:: WHAT IS EXPECTED ::
Using the listing below, select the lines with the word "JSON" and copy them.

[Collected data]
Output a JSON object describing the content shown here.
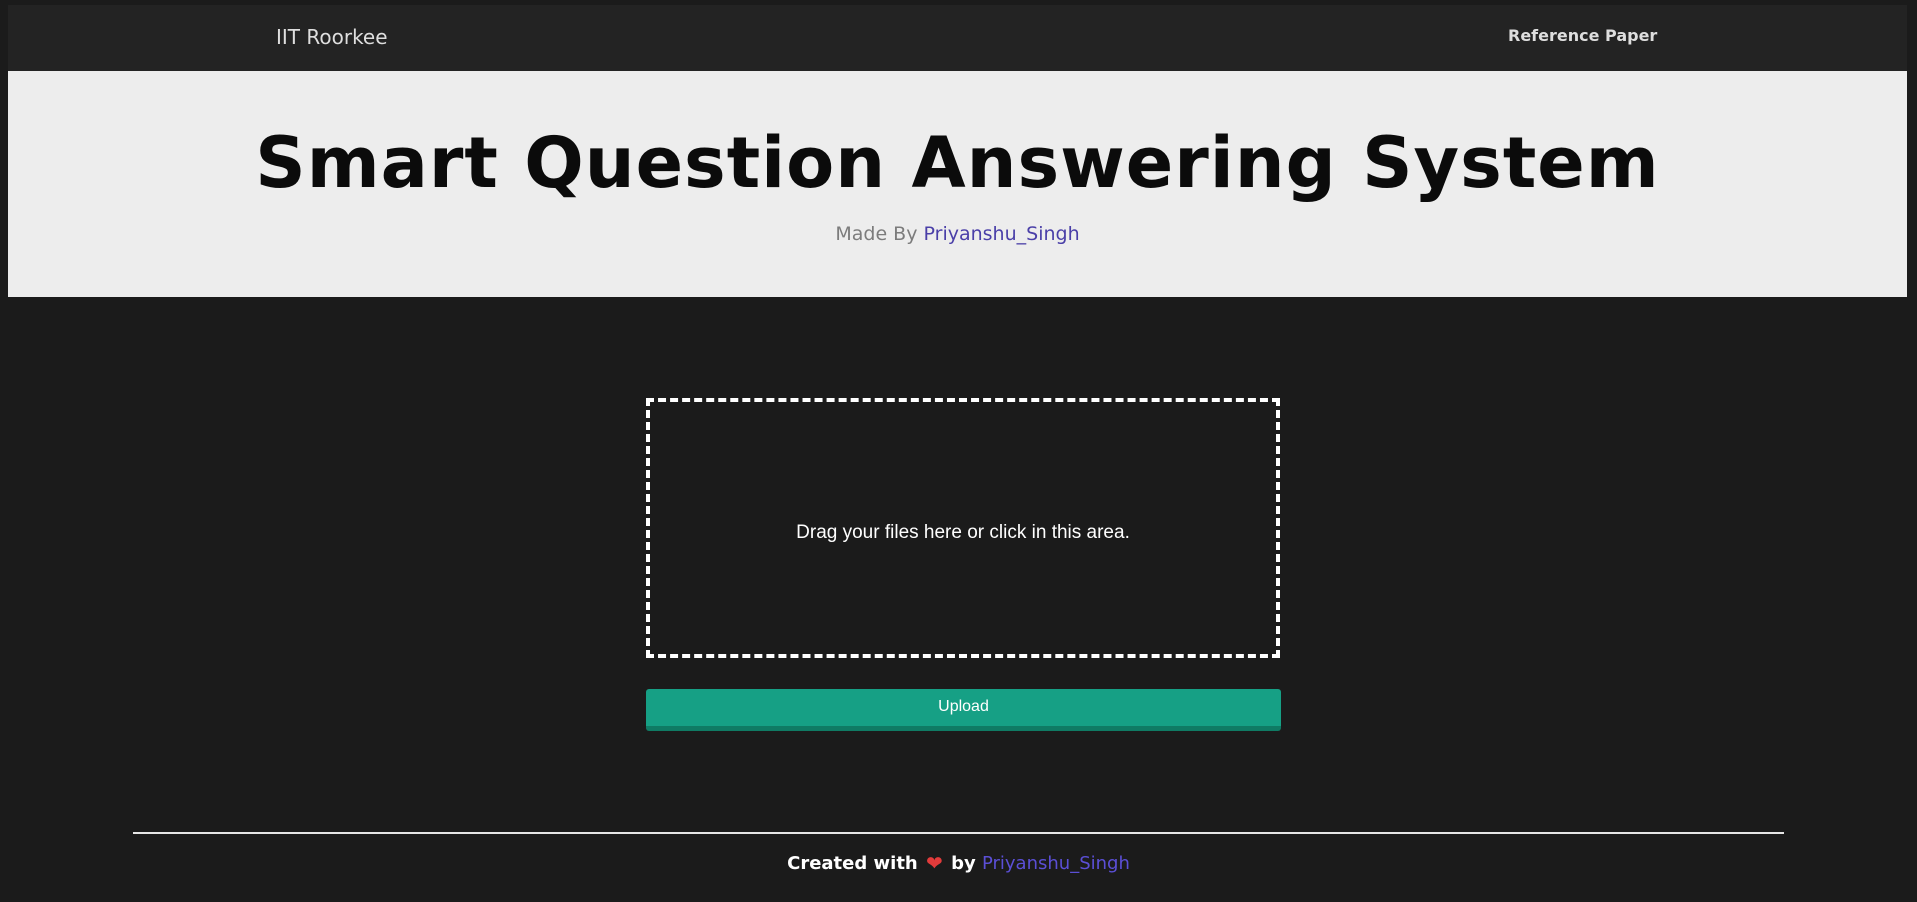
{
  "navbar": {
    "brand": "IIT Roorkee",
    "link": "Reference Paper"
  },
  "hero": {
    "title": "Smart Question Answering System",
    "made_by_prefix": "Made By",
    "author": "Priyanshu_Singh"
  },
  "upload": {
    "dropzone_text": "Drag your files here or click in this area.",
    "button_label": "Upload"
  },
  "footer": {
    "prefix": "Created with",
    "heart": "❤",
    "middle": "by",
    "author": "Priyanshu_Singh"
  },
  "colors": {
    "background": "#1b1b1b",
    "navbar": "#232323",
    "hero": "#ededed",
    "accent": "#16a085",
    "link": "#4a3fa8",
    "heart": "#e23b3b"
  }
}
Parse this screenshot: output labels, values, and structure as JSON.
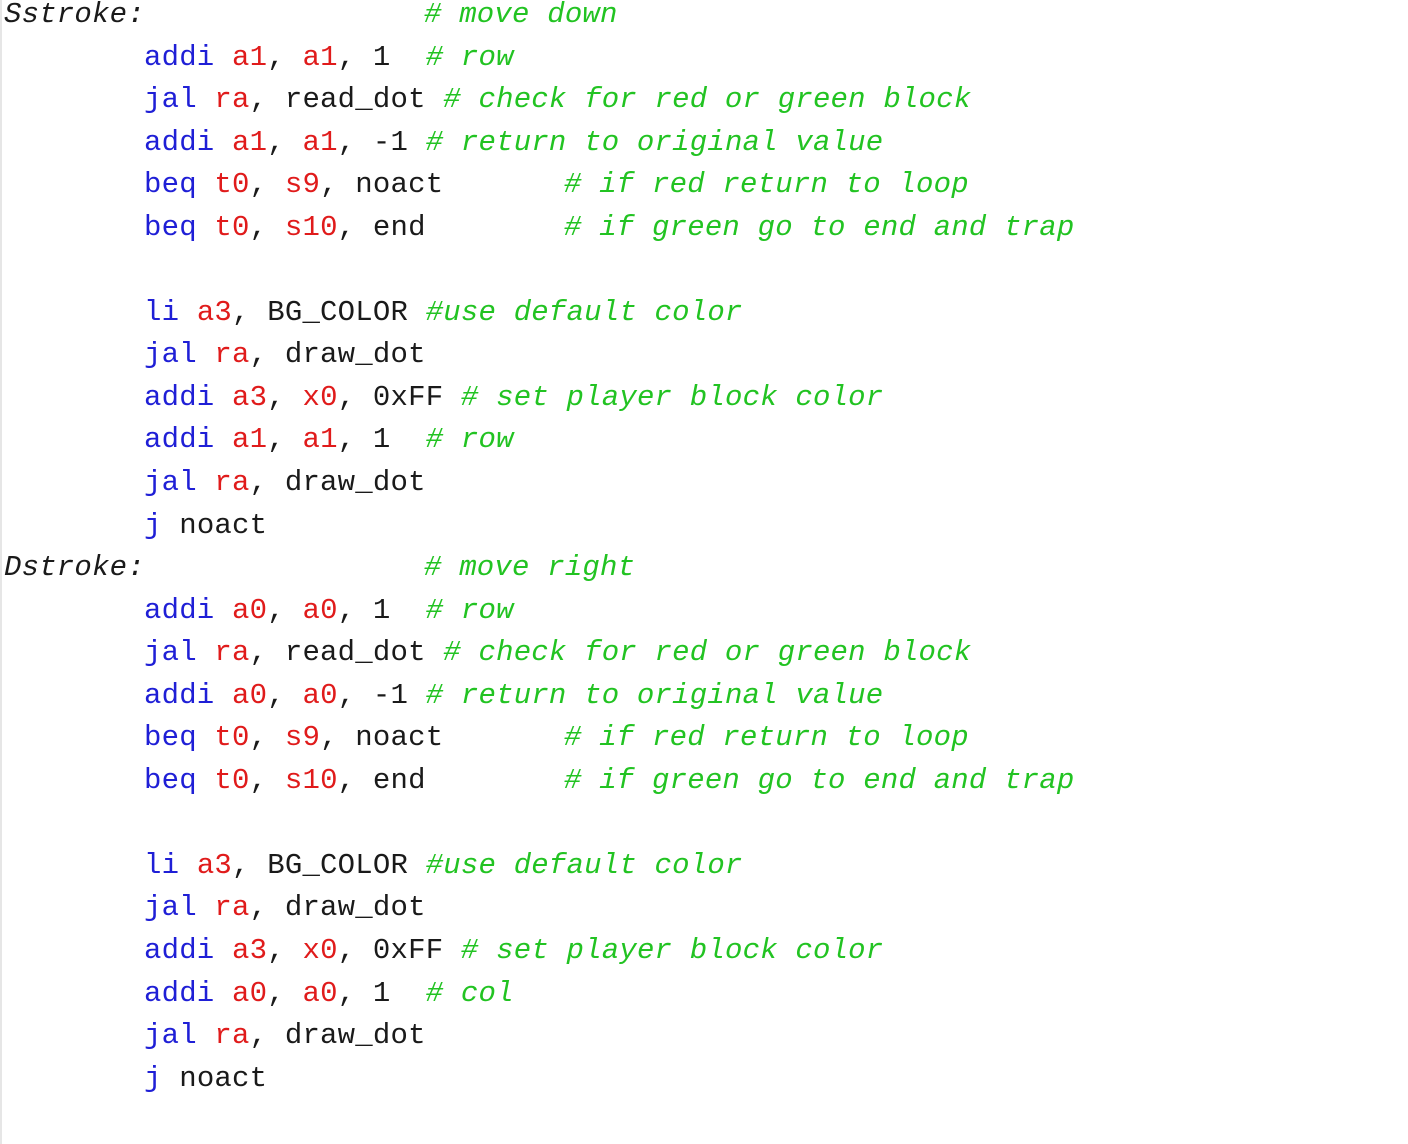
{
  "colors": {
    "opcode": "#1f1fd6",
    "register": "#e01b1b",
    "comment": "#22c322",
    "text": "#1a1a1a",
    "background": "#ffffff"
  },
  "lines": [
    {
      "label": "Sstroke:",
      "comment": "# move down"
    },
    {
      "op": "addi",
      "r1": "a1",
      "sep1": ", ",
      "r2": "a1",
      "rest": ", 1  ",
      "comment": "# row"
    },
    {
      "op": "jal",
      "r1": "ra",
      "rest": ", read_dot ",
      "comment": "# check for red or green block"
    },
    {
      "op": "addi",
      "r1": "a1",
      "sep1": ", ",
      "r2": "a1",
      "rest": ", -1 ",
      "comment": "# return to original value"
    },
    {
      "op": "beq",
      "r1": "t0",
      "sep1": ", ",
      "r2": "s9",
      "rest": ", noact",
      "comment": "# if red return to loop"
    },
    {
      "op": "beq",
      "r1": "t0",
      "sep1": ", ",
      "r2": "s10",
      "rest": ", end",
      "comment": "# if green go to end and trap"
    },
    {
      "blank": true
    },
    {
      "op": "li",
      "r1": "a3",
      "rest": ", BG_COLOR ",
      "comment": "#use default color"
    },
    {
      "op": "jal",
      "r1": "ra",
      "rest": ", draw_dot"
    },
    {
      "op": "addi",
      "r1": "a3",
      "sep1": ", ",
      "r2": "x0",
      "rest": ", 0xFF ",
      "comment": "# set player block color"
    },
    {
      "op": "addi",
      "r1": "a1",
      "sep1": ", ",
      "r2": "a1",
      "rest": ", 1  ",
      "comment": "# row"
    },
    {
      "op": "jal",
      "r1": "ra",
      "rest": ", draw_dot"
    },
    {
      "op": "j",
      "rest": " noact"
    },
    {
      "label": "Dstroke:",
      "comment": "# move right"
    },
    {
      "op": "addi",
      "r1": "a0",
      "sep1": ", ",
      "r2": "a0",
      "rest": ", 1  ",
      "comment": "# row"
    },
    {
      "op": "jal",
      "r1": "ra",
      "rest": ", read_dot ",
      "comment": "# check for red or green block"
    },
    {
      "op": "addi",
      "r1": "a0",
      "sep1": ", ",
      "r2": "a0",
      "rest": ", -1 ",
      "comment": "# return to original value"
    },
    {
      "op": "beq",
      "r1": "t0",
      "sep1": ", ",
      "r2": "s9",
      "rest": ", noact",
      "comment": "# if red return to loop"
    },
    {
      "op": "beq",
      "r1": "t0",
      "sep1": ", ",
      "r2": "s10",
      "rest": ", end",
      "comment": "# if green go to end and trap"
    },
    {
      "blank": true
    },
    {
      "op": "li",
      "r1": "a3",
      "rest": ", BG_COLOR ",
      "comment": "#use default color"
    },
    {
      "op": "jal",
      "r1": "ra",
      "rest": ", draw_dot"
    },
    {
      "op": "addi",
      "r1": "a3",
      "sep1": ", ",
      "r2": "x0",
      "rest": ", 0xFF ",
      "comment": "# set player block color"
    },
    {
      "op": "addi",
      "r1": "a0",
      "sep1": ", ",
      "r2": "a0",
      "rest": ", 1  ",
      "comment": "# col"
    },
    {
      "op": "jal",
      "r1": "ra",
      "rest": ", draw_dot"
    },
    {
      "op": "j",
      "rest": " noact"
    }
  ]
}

...

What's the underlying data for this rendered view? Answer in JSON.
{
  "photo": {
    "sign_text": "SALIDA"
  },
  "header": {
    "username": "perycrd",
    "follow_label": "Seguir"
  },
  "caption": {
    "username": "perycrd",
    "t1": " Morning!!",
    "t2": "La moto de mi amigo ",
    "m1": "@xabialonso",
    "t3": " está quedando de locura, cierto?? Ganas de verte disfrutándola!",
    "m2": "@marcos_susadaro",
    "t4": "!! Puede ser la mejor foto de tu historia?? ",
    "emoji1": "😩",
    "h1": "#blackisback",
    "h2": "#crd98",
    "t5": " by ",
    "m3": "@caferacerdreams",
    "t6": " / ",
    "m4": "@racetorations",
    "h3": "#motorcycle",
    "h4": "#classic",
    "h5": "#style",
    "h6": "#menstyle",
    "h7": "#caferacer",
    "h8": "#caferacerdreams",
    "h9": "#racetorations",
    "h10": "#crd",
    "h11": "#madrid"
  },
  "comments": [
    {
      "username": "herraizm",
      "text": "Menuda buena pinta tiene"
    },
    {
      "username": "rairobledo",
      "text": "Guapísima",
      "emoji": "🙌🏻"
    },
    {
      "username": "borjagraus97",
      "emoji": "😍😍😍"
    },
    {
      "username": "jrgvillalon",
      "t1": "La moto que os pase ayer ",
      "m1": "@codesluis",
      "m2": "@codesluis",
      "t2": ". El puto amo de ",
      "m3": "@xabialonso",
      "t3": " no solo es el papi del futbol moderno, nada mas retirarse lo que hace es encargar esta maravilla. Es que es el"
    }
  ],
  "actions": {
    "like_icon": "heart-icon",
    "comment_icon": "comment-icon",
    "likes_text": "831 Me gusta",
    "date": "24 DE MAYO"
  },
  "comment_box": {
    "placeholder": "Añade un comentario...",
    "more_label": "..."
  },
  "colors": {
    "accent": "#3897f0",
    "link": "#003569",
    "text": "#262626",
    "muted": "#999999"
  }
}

:: TASK OUTPUT ::
Output a JSON object describing the content shown here.
Parse this screenshot: output labels, values, and structure as JSON.
What's the underlying data for this rendered view? Answer in JSON.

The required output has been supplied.